Written instruction:
In your copy, leave out the pictures and repeat the entries below exactly.

Input material:
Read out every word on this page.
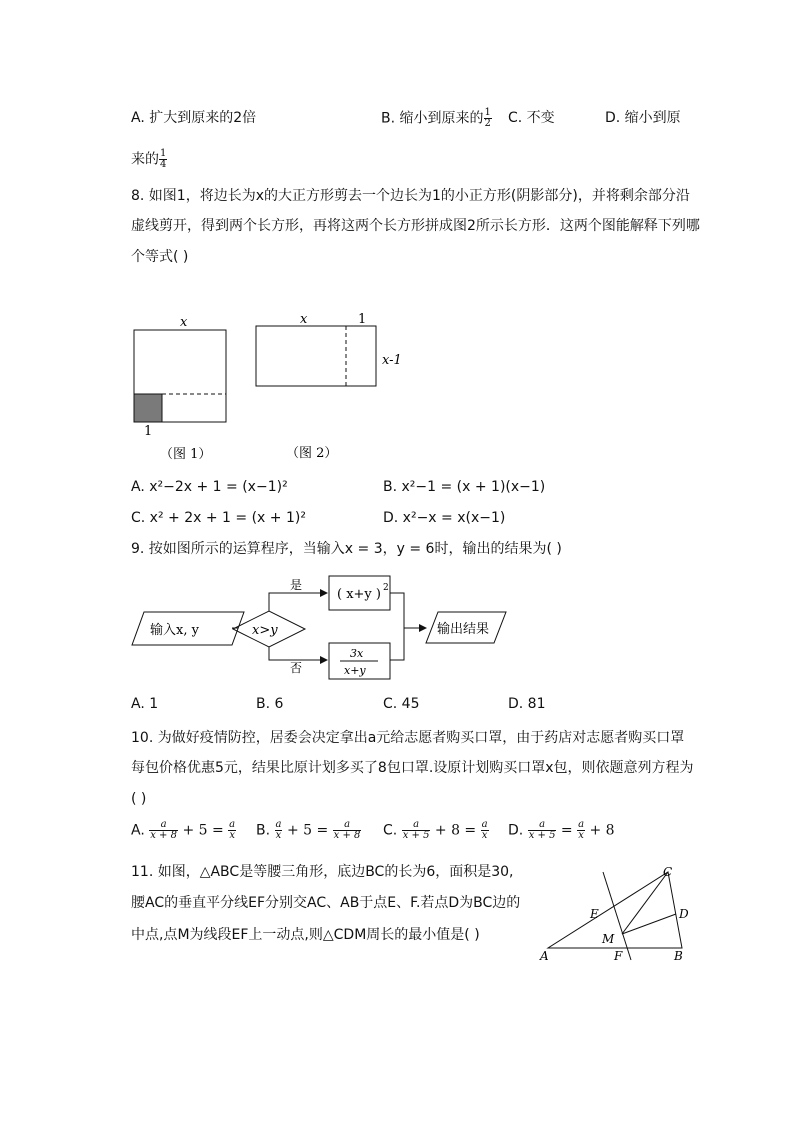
A. 扩大到原来的2倍	B. 缩小到原来的 $\frac{1}{2} C$. 不变	D. 缩小到原
来的 $\frac{1}{4}$
8. 如图1，将边长为x的大正方形剪去一个边长为1的小正方形(阴影部分)，并将剩余部分沿
虚线剪开，得到两个长方形，再将这两个长方形拼成图2所示长方形．这两个图能解释下列哪
个等式( )
x
1
（图 1）
x	1
x-1
（图 2）
A. x²−2x + 1 = (x−1)²	B. x²−1 = (x + 1)(x−1)
C. x² + 2x + 1 = (x + 1)²	D. x²−x = x(x−1)
9. 按如图所示的运算程序，当输入x = 3，y = 6时，输出的结果为( )
输入x, y	x>y
是
( x+y ) 2
否
3x
x+y
输出结果
A. 1	B. 6	C. 45	D. 81
10. 为做好疫情防控，居委会决定拿出a元给志愿者购买口罩，由于药店对志愿者购买口罩
每包价格优惠5元，结果比原计划多买了8包口罩.设原计划购买口罩x包，则依题意列方程为
( )
A. $\frac{a}{x + 8} + 5 = \frac{a}{x} B$. $\frac{a}{x} + 5 = \frac{a}{x + 8} C$. $\frac{a}{x + 5} + 8 = \frac{a}{x} D$. $\frac{a}{x + 5} = \frac{a}{x} + 8$
11. 如图，△ABC是等腰三角形，底边BC的长为6，面积是30,
腰AC的垂直平分线EF分别交AC、AB于点E、F.若点D为BC边的
中点,点M为线段EF上一动点,则△CDM周长的最小值是( )
A	B
C
D
E
F
M
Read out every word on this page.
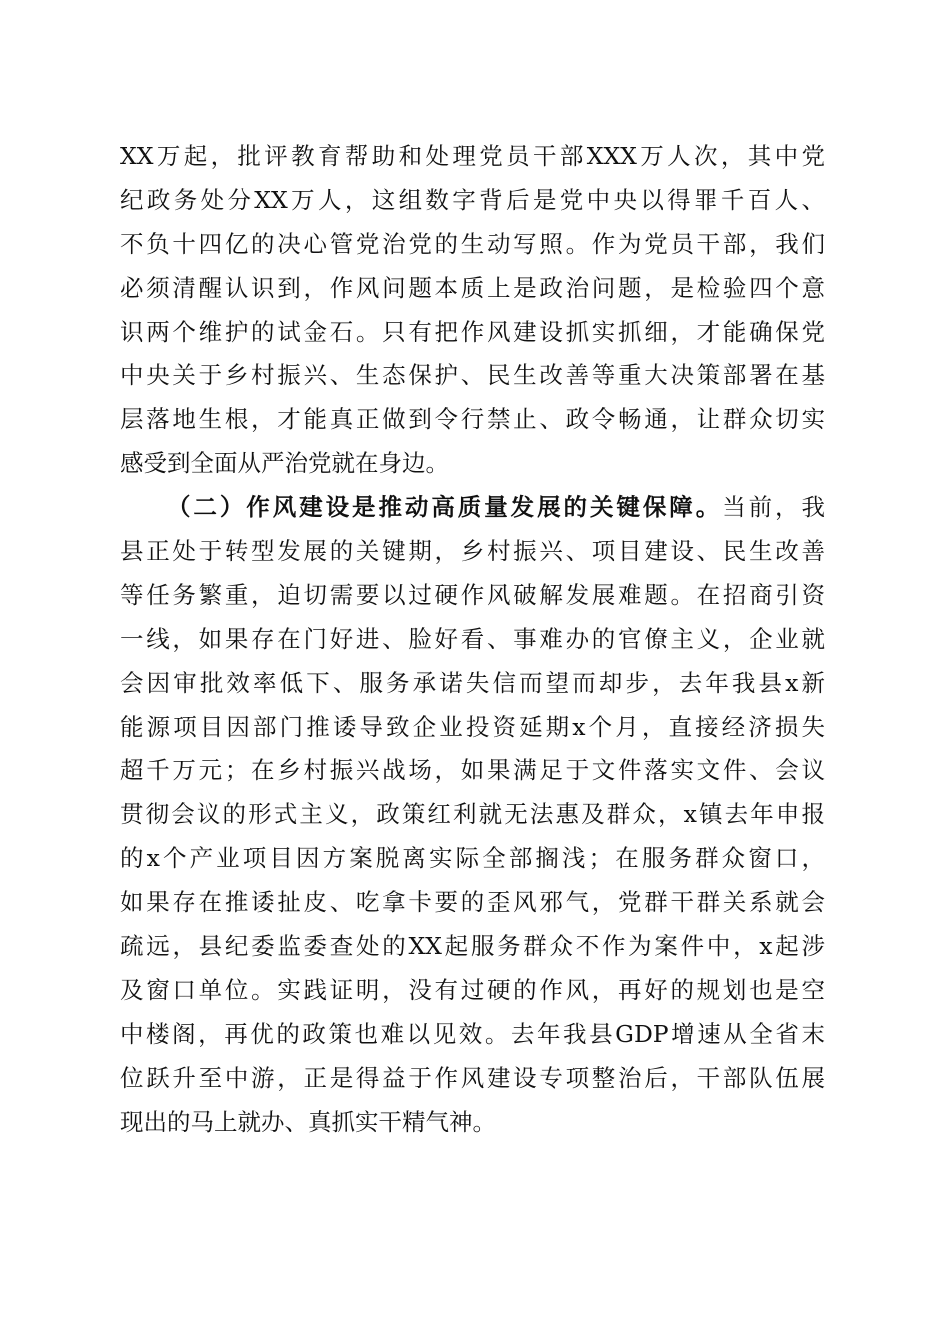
XX万起，批评教育帮助和处理党员干部XXX万人次，其中党
纪政务处分XX万人，这组数字背后是党中央以得罪千百人、
不负十四亿的决心管党治党的生动写照。作为党员干部，我们
必须清醒认识到，作风问题本质上是政治问题，是检验四个意
识两个维护的试金石。只有把作风建设抓实抓细，才能确保党
中央关于乡村振兴、生态保护、民生改善等重大决策部署在基
层落地生根，才能真正做到令行禁止、政令畅通，让群众切实
感受到全面从严治党就在身边。
（二）作风建设是推动高质量发展的关键保障。当前，我
县正处于转型发展的关键期，乡村振兴、项目建设、民生改善
等任务繁重，迫切需要以过硬作风破解发展难题。在招商引资
一线，如果存在门好进、脸好看、事难办的官僚主义，企业就
会因审批效率低下、服务承诺失信而望而却步，去年我县x新
能源项目因部门推诿导致企业投资延期x个月，直接经济损失
超千万元；在乡村振兴战场，如果满足于文件落实文件、会议
贯彻会议的形式主义，政策红利就无法惠及群众，x镇去年申报
的x个产业项目因方案脱离实际全部搁浅；在服务群众窗口，
如果存在推诿扯皮、吃拿卡要的歪风邪气，党群干群关系就会
疏远，县纪委监委查处的XX起服务群众不作为案件中，x起涉
及窗口单位。实践证明，没有过硬的作风，再好的规划也是空
中楼阁，再优的政策也难以见效。去年我县GDP增速从全省末
位跃升至中游，正是得益于作风建设专项整治后，干部队伍展
现出的马上就办、真抓实干精气神。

Solution:
Read out every word on this page.
A. 扩大到原来的2倍	B. 缩小到原来的 $\frac{1}{2} C$. 不变	D. 缩小到原
来的 $\frac{1}{4}$
8. 如图1，将边长为x的大正方形剪去一个边长为1的小正方形(阴影部分)，并将剩余部分沿
虚线剪开，得到两个长方形，再将这两个长方形拼成图2所示长方形．这两个图能解释下列哪
个等式( )
x
1
（图 1）
x	1
x-1
（图 2）
A. x²−2x + 1 = (x−1)²	B. x²−1 = (x + 1)(x−1)
C. x² + 2x + 1 = (x + 1)²	D. x²−x = x(x−1)
9. 按如图所示的运算程序，当输入x = 3，y = 6时，输出的结果为( )
输入x, y	x>y
是
( x+y ) 2
否
3x
x+y
输出结果
A. 1	B. 6	C. 45	D. 81
10. 为做好疫情防控，居委会决定拿出a元给志愿者购买口罩，由于药店对志愿者购买口罩
每包价格优惠5元，结果比原计划多买了8包口罩.设原计划购买口罩x包，则依题意列方程为
( )
A. $\frac{a}{x + 8} + 5 = \frac{a}{x} B$. $\frac{a}{x} + 5 = \frac{a}{x + 8} C$. $\frac{a}{x + 5} + 8 = \frac{a}{x} D$. $\frac{a}{x + 5} = \frac{a}{x} + 8$
11. 如图，△ABC是等腰三角形，底边BC的长为6，面积是30,
腰AC的垂直平分线EF分别交AC、AB于点E、F.若点D为BC边的
中点,点M为线段EF上一动点,则△CDM周长的最小值是( )
A	B
C
D
E
F
M
Read out every word on this page.
XX万起，批评教育帮助和处理党员干部XXX万人次，其中党
纪政务处分XX万人，这组数字背后是党中央以得罪千百人、
不负十四亿的决心管党治党的生动写照。作为党员干部，我们
必须清醒认识到，作风问题本质上是政治问题，是检验四个意
识两个维护的试金石。只有把作风建设抓实抓细，才能确保党
中央关于乡村振兴、生态保护、民生改善等重大决策部署在基
层落地生根，才能真正做到令行禁止、政令畅通，让群众切实
感受到全面从严治党就在身边。
（二）作风建设是推动高质量发展的关键保障。当前，我
县正处于转型发展的关键期，乡村振兴、项目建设、民生改善
等任务繁重，迫切需要以过硬作风破解发展难题。在招商引资
一线，如果存在门好进、脸好看、事难办的官僚主义，企业就
会因审批效率低下、服务承诺失信而望而却步，去年我县x新
能源项目因部门推诿导致企业投资延期x个月，直接经济损失
超千万元；在乡村振兴战场，如果满足于文件落实文件、会议
贯彻会议的形式主义，政策红利就无法惠及群众，x镇去年申报
的x个产业项目因方案脱离实际全部搁浅；在服务群众窗口，
如果存在推诿扯皮、吃拿卡要的歪风邪气，党群干群关系就会
疏远，县纪委监委查处的XX起服务群众不作为案件中，x起涉
及窗口单位。实践证明，没有过硬的作风，再好的规划也是空
中楼阁，再优的政策也难以见效。去年我县GDP增速从全省末
位跃升至中游，正是得益于作风建设专项整治后，干部队伍展
现出的马上就办、真抓实干精气神。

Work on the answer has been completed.